▶ **AIM**
Each record is to be transcribed exactly.

──────── DATASET EXCERPTS ────────

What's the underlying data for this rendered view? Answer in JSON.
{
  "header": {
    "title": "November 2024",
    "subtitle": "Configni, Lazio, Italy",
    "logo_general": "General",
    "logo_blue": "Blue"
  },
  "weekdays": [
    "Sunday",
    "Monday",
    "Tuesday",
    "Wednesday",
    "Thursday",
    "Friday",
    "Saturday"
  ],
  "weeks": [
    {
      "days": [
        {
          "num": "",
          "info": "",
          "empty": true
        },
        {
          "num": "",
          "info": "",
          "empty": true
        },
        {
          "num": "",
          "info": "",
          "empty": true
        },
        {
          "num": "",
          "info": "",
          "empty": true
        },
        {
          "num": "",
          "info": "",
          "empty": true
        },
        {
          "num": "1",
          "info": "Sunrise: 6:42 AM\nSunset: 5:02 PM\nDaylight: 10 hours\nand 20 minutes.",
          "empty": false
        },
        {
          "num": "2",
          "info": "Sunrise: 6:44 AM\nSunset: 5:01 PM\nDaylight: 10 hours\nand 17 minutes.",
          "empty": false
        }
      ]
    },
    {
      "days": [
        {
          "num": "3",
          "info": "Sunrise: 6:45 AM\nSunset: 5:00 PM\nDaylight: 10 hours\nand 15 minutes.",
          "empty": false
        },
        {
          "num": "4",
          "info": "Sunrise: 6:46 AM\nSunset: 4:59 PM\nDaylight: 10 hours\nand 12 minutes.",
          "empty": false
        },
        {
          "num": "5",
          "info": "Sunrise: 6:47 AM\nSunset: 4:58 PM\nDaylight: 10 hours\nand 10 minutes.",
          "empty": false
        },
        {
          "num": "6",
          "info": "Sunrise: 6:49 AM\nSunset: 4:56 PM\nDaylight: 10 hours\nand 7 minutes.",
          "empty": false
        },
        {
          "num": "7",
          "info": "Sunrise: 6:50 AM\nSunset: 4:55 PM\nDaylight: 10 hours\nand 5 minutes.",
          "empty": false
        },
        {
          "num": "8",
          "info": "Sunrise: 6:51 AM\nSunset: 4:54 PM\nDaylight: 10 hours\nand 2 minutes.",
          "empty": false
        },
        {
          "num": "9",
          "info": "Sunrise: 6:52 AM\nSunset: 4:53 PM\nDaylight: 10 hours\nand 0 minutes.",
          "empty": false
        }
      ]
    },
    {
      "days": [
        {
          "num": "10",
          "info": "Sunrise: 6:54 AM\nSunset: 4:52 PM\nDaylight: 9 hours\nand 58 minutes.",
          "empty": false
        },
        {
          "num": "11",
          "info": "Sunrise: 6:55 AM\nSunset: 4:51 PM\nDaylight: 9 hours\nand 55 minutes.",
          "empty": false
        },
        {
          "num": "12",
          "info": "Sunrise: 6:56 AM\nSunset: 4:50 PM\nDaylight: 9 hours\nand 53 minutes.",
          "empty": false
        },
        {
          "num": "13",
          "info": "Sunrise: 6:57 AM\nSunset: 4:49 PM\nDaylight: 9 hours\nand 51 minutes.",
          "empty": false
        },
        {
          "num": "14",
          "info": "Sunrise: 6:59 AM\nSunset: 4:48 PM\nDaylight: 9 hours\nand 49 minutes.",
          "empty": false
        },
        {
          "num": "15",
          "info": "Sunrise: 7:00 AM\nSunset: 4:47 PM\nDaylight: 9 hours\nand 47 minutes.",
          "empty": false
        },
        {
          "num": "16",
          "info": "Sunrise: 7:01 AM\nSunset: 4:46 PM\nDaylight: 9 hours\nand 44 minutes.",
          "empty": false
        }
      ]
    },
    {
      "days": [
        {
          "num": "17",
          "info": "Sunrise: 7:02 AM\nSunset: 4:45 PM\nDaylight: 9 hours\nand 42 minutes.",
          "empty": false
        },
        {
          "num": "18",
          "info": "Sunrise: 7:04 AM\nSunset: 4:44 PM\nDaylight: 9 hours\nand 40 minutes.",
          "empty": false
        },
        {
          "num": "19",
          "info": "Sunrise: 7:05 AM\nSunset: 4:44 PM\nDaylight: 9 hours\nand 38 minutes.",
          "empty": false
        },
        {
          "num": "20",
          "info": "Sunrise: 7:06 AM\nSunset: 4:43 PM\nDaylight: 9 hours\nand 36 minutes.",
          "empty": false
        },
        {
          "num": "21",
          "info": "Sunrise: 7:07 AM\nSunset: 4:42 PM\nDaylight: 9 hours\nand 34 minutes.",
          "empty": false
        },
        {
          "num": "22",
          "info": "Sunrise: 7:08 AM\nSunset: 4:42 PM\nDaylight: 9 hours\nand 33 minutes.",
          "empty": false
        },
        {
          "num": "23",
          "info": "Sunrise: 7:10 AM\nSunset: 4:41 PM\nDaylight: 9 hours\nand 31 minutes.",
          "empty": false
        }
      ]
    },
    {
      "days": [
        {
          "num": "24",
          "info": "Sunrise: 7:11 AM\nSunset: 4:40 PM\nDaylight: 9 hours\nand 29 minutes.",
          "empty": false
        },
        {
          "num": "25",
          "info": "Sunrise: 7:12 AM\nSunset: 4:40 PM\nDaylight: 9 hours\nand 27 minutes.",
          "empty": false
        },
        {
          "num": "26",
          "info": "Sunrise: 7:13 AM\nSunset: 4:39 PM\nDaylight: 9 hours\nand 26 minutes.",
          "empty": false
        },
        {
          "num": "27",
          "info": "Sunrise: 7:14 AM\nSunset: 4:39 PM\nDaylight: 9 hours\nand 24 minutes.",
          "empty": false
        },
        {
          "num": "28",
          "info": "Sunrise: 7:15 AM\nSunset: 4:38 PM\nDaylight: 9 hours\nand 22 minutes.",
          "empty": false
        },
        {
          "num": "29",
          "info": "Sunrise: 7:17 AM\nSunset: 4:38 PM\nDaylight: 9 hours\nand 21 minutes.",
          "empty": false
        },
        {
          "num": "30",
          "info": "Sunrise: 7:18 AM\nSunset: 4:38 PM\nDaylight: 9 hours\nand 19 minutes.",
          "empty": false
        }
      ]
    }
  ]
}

────────

▶ **IN RESPONSE**
What's the underlying data for this rendered view? Answer in JSON.
{
  "header": {
    "title": "November 2024",
    "subtitle": "Configni, Lazio, Italy",
    "logo_general": "General",
    "logo_blue": "Blue"
  },
  "weekdays": [
    "Sunday",
    "Monday",
    "Tuesday",
    "Wednesday",
    "Thursday",
    "Friday",
    "Saturday"
  ],
  "weeks": [
    {
      "days": [
        {
          "num": "",
          "info": "",
          "empty": true
        },
        {
          "num": "",
          "info": "",
          "empty": true
        },
        {
          "num": "",
          "info": "",
          "empty": true
        },
        {
          "num": "",
          "info": "",
          "empty": true
        },
        {
          "num": "",
          "info": "",
          "empty": true
        },
        {
          "num": "1",
          "info": "Sunrise: 6:42 AM\nSunset: 5:02 PM\nDaylight: 10 hours\nand 20 minutes.",
          "empty": false
        },
        {
          "num": "2",
          "info": "Sunrise: 6:44 AM\nSunset: 5:01 PM\nDaylight: 10 hours\nand 17 minutes.",
          "empty": false
        }
      ]
    },
    {
      "days": [
        {
          "num": "3",
          "info": "Sunrise: 6:45 AM\nSunset: 5:00 PM\nDaylight: 10 hours\nand 15 minutes.",
          "empty": false
        },
        {
          "num": "4",
          "info": "Sunrise: 6:46 AM\nSunset: 4:59 PM\nDaylight: 10 hours\nand 12 minutes.",
          "empty": false
        },
        {
          "num": "5",
          "info": "Sunrise: 6:47 AM\nSunset: 4:58 PM\nDaylight: 10 hours\nand 10 minutes.",
          "empty": false
        },
        {
          "num": "6",
          "info": "Sunrise: 6:49 AM\nSunset: 4:56 PM\nDaylight: 10 hours\nand 7 minutes.",
          "empty": false
        },
        {
          "num": "7",
          "info": "Sunrise: 6:50 AM\nSunset: 4:55 PM\nDaylight: 10 hours\nand 5 minutes.",
          "empty": false
        },
        {
          "num": "8",
          "info": "Sunrise: 6:51 AM\nSunset: 4:54 PM\nDaylight: 10 hours\nand 2 minutes.",
          "empty": false
        },
        {
          "num": "9",
          "info": "Sunrise: 6:52 AM\nSunset: 4:53 PM\nDaylight: 10 hours\nand 0 minutes.",
          "empty": false
        }
      ]
    },
    {
      "days": [
        {
          "num": "10",
          "info": "Sunrise: 6:54 AM\nSunset: 4:52 PM\nDaylight: 9 hours\nand 58 minutes.",
          "empty": false
        },
        {
          "num": "11",
          "info": "Sunrise: 6:55 AM\nSunset: 4:51 PM\nDaylight: 9 hours\nand 55 minutes.",
          "empty": false
        },
        {
          "num": "12",
          "info": "Sunrise: 6:56 AM\nSunset: 4:50 PM\nDaylight: 9 hours\nand 53 minutes.",
          "empty": false
        },
        {
          "num": "13",
          "info": "Sunrise: 6:57 AM\nSunset: 4:49 PM\nDaylight: 9 hours\nand 51 minutes.",
          "empty": false
        },
        {
          "num": "14",
          "info": "Sunrise: 6:59 AM\nSunset: 4:48 PM\nDaylight: 9 hours\nand 49 minutes.",
          "empty": false
        },
        {
          "num": "15",
          "info": "Sunrise: 7:00 AM\nSunset: 4:47 PM\nDaylight: 9 hours\nand 47 minutes.",
          "empty": false
        },
        {
          "num": "16",
          "info": "Sunrise: 7:01 AM\nSunset: 4:46 PM\nDaylight: 9 hours\nand 44 minutes.",
          "empty": false
        }
      ]
    },
    {
      "days": [
        {
          "num": "17",
          "info": "Sunrise: 7:02 AM\nSunset: 4:45 PM\nDaylight: 9 hours\nand 42 minutes.",
          "empty": false
        },
        {
          "num": "18",
          "info": "Sunrise: 7:04 AM\nSunset: 4:44 PM\nDaylight: 9 hours\nand 40 minutes.",
          "empty": false
        },
        {
          "num": "19",
          "info": "Sunrise: 7:05 AM\nSunset: 4:44 PM\nDaylight: 9 hours\nand 38 minutes.",
          "empty": false
        },
        {
          "num": "20",
          "info": "Sunrise: 7:06 AM\nSunset: 4:43 PM\nDaylight: 9 hours\nand 36 minutes.",
          "empty": false
        },
        {
          "num": "21",
          "info": "Sunrise: 7:07 AM\nSunset: 4:42 PM\nDaylight: 9 hours\nand 34 minutes.",
          "empty": false
        },
        {
          "num": "22",
          "info": "Sunrise: 7:08 AM\nSunset: 4:42 PM\nDaylight: 9 hours\nand 33 minutes.",
          "empty": false
        },
        {
          "num": "23",
          "info": "Sunrise: 7:10 AM\nSunset: 4:41 PM\nDaylight: 9 hours\nand 31 minutes.",
          "empty": false
        }
      ]
    },
    {
      "days": [
        {
          "num": "24",
          "info": "Sunrise: 7:11 AM\nSunset: 4:40 PM\nDaylight: 9 hours\nand 29 minutes.",
          "empty": false
        },
        {
          "num": "25",
          "info": "Sunrise: 7:12 AM\nSunset: 4:40 PM\nDaylight: 9 hours\nand 27 minutes.",
          "empty": false
        },
        {
          "num": "26",
          "info": "Sunrise: 7:13 AM\nSunset: 4:39 PM\nDaylight: 9 hours\nand 26 minutes.",
          "empty": false
        },
        {
          "num": "27",
          "info": "Sunrise: 7:14 AM\nSunset: 4:39 PM\nDaylight: 9 hours\nand 24 minutes.",
          "empty": false
        },
        {
          "num": "28",
          "info": "Sunrise: 7:15 AM\nSunset: 4:38 PM\nDaylight: 9 hours\nand 22 minutes.",
          "empty": false
        },
        {
          "num": "29",
          "info": "Sunrise: 7:17 AM\nSunset: 4:38 PM\nDaylight: 9 hours\nand 21 minutes.",
          "empty": false
        },
        {
          "num": "30",
          "info": "Sunrise: 7:18 AM\nSunset: 4:38 PM\nDaylight: 9 hours\nand 19 minutes.",
          "empty": false
        }
      ]
    }
  ]
}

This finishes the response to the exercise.